§ What you should do: Give only the number of lines that contain the word "have".

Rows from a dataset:

———

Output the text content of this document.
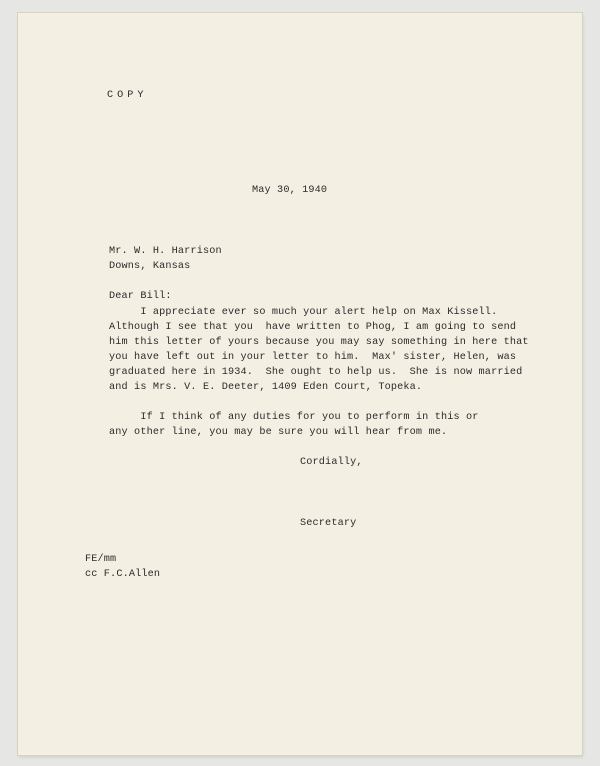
COPY
May 30, 1940
Mr. W. H. Harrison
Downs, Kansas
Dear Bill:
I appreciate ever so much your alert help on Max Kissell.
Although I see that you  have written to Phog, I am going to send
him this letter of yours because you may say something in here that
you have left out in your letter to him.  Max' sister, Helen, was
graduated here in 1934.  She ought to help us.  She is now married
and is Mrs. V. E. Deeter, 1409 Eden Court, Topeka.
If I think of any duties for you to perform in this or
any other line, you may be sure you will hear from me.
Cordially,
Secretary
FE/mm
cc F.C.Allen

———

§ Output for this task: 2